Your instructions
Filter the listing and keep only the lines with the word "this".
+-------+
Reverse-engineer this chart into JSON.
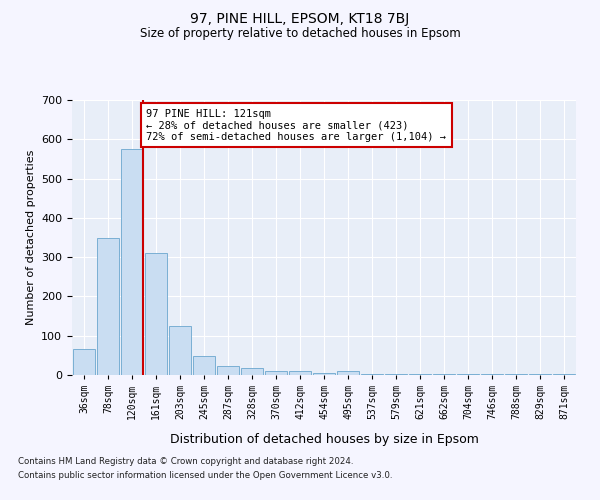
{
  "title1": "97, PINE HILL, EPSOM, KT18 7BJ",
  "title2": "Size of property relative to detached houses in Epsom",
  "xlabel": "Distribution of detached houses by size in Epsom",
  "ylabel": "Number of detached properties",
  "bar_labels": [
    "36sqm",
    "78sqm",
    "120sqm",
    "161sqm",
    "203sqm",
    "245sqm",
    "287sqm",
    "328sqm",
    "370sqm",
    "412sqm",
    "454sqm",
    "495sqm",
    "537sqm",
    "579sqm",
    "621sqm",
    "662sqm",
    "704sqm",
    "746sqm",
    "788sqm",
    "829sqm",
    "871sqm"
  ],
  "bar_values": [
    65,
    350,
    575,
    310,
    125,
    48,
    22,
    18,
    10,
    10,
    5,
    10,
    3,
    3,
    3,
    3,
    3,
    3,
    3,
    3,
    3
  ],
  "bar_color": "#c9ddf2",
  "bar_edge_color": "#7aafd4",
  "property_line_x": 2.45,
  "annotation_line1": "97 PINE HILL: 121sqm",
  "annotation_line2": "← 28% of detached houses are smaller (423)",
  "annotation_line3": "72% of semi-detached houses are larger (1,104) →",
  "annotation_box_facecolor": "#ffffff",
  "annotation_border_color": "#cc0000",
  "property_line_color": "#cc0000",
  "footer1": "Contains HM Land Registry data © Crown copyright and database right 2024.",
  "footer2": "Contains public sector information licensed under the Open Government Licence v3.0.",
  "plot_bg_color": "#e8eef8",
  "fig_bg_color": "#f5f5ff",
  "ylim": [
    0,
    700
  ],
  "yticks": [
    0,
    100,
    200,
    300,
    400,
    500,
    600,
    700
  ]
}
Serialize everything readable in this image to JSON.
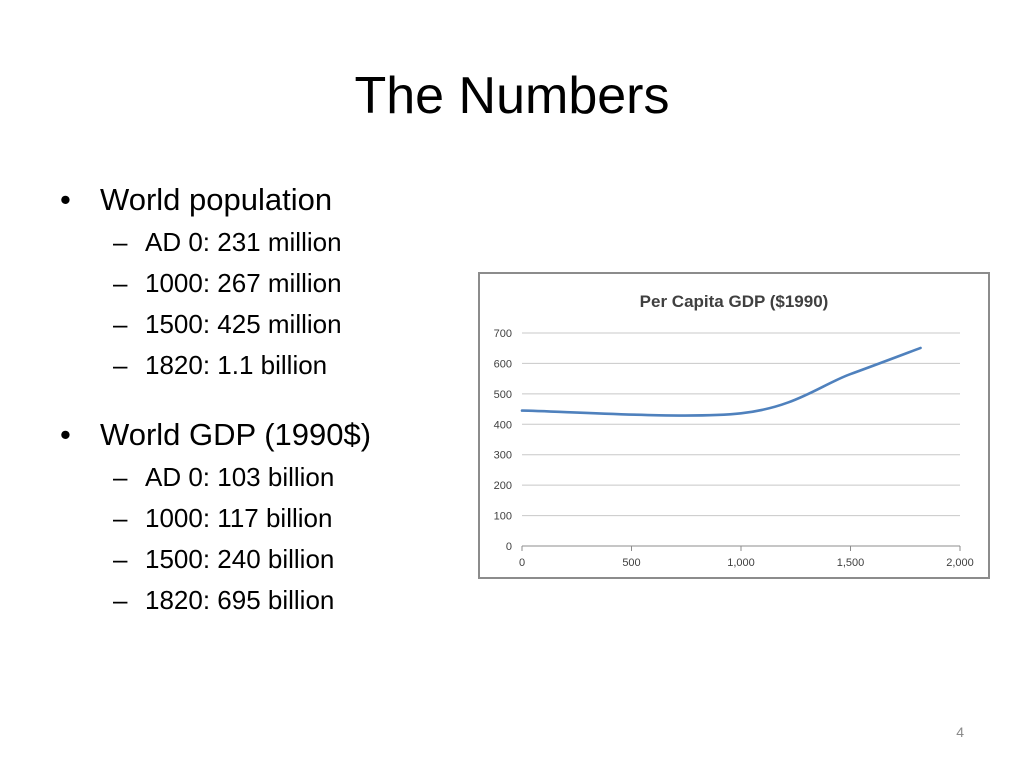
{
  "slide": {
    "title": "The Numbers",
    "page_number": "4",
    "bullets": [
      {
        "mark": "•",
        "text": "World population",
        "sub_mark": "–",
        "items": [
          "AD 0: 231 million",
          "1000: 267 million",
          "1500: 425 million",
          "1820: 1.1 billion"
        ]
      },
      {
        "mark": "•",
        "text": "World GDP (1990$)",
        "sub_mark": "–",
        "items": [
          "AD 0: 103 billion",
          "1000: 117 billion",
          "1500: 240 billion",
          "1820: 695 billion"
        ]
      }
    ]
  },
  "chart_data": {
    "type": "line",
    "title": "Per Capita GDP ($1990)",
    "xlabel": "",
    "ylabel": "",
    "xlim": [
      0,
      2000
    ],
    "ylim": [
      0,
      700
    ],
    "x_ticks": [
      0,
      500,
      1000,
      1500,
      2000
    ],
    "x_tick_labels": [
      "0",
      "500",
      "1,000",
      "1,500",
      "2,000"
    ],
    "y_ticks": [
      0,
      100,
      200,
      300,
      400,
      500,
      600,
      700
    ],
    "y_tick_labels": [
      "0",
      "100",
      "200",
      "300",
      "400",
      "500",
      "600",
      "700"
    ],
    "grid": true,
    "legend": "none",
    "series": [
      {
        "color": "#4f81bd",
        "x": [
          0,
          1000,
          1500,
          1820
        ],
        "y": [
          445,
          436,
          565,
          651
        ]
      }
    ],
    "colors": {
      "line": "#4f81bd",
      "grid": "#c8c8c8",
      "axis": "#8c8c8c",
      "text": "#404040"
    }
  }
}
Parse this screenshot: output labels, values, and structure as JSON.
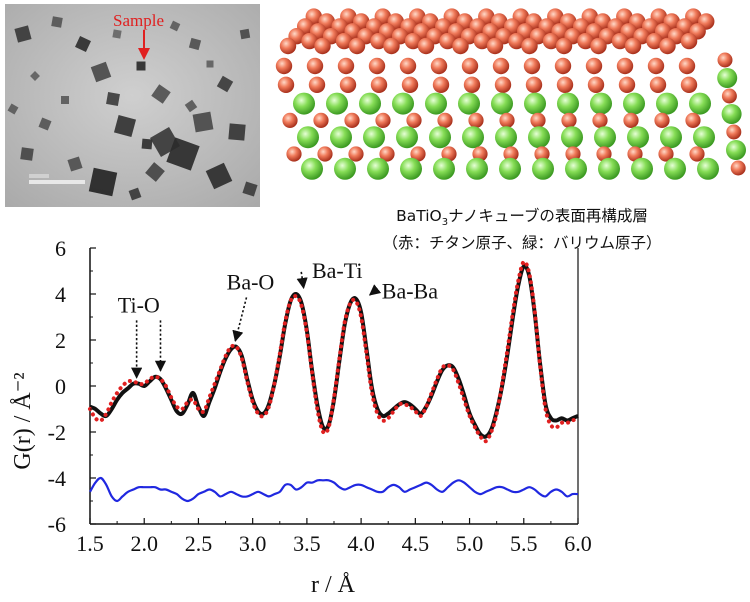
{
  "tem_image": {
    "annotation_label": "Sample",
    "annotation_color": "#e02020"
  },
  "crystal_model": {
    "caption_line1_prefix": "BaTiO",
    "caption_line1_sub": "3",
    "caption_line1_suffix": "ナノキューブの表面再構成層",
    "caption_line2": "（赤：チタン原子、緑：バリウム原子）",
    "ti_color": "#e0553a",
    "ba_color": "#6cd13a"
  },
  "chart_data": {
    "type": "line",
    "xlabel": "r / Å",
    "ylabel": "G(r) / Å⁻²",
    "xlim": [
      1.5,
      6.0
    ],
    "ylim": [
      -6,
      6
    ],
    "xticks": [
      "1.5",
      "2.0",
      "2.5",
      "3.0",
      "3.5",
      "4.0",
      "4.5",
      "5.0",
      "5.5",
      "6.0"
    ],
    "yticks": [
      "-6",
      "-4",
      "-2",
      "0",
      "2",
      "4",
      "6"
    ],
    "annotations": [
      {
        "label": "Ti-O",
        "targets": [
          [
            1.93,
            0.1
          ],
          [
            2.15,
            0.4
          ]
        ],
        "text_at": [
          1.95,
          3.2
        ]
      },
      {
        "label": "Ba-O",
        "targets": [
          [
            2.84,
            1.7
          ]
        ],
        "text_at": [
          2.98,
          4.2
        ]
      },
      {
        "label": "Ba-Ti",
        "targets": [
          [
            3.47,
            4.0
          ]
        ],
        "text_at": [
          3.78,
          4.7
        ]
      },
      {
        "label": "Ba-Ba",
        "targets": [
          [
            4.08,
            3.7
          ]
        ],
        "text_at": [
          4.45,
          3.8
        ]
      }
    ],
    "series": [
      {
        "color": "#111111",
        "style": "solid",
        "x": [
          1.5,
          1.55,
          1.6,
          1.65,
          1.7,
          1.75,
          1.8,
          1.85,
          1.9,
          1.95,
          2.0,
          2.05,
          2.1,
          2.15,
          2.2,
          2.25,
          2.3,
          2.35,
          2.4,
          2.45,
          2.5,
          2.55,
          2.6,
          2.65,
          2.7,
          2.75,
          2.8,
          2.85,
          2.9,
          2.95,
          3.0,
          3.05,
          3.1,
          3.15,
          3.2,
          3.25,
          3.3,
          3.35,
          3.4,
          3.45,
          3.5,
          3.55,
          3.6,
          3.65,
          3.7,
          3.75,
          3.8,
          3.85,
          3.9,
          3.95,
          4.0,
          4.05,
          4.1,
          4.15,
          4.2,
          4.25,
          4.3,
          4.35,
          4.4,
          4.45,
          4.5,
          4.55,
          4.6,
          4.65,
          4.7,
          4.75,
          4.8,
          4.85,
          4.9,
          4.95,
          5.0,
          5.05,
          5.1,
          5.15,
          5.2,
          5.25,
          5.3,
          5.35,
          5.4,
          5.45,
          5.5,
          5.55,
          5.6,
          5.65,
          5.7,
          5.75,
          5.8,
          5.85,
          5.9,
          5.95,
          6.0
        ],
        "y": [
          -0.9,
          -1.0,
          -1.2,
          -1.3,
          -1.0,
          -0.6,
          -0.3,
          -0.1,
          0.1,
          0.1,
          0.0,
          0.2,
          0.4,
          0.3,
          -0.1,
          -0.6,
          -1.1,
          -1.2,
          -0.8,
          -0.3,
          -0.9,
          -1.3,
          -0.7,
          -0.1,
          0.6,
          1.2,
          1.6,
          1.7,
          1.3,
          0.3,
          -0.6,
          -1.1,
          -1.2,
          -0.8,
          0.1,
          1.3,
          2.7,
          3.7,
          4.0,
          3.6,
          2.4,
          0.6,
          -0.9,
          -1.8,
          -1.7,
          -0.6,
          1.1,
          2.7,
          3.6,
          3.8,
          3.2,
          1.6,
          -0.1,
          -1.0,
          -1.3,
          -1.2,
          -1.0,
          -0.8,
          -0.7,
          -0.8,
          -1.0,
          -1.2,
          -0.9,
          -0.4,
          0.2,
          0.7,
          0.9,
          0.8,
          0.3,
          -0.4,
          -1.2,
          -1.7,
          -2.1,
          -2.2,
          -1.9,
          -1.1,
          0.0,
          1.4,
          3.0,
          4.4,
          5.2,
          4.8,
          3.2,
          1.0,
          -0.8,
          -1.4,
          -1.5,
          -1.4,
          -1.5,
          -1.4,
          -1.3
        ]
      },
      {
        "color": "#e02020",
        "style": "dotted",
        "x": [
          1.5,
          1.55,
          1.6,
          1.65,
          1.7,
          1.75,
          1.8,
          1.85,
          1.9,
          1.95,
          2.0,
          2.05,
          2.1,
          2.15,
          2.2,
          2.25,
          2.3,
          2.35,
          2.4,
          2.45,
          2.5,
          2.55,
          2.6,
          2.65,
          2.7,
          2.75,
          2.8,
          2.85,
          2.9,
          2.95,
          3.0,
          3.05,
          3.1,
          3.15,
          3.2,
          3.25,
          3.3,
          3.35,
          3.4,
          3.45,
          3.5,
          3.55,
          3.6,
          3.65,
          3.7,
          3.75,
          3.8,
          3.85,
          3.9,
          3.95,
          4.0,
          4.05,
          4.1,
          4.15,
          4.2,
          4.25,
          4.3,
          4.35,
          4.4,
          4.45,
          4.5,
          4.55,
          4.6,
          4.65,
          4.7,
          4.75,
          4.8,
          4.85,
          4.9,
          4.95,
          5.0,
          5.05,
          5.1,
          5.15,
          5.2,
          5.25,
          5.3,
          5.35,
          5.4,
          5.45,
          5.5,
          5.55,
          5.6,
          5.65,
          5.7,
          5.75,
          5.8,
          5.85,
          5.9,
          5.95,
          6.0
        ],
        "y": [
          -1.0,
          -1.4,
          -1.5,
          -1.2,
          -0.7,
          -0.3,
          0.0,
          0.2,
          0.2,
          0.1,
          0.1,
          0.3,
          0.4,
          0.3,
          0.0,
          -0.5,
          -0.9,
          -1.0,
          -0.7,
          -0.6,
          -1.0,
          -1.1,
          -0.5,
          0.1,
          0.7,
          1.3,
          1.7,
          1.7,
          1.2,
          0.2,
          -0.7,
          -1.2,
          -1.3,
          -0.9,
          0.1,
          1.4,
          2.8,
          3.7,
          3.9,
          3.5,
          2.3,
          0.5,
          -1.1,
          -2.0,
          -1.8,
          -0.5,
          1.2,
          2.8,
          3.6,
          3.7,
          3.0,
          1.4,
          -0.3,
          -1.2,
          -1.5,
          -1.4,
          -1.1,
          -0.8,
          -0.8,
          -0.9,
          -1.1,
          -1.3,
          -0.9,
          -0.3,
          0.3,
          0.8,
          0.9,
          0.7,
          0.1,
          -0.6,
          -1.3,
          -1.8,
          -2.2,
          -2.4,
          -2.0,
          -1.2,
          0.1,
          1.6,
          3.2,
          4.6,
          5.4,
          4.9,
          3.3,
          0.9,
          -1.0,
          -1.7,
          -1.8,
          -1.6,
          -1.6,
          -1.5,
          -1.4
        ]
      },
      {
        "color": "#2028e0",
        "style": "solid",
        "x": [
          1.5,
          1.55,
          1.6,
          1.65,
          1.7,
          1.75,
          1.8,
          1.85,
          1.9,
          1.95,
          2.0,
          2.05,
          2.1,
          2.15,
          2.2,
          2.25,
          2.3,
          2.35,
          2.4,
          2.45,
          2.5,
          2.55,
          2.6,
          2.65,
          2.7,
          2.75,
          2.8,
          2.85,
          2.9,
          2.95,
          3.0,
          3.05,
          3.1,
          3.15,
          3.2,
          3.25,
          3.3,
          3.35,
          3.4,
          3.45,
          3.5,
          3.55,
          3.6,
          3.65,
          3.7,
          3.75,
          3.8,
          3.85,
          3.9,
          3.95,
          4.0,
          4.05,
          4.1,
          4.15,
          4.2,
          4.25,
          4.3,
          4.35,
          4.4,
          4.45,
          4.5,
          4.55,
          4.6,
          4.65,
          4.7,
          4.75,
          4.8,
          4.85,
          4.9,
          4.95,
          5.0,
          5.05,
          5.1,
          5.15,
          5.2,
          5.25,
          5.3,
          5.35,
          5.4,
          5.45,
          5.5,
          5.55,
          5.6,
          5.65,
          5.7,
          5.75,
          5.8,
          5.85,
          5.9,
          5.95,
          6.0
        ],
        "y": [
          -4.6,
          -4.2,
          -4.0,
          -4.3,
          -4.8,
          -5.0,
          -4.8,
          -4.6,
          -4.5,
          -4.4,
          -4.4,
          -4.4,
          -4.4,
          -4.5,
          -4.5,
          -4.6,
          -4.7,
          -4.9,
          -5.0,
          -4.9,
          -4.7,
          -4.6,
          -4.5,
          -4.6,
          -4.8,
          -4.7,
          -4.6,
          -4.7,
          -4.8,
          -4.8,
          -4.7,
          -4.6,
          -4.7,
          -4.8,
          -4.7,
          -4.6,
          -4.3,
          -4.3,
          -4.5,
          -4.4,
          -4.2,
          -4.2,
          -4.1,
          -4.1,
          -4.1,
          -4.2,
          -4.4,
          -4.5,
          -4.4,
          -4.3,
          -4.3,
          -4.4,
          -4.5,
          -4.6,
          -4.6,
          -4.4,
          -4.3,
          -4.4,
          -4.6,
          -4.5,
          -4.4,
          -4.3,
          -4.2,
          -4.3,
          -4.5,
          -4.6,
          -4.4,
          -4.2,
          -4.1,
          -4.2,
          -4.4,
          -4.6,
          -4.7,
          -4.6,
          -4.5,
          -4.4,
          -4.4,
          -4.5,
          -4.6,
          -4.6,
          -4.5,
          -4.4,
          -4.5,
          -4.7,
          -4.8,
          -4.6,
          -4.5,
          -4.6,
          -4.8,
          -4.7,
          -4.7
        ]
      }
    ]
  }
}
+-------+
Exercise result
Reverse-engineer this chart into JSON.
Serialize everything readable in this image to JSON.
Parse this screenshot: output labels, values, and structure as JSON.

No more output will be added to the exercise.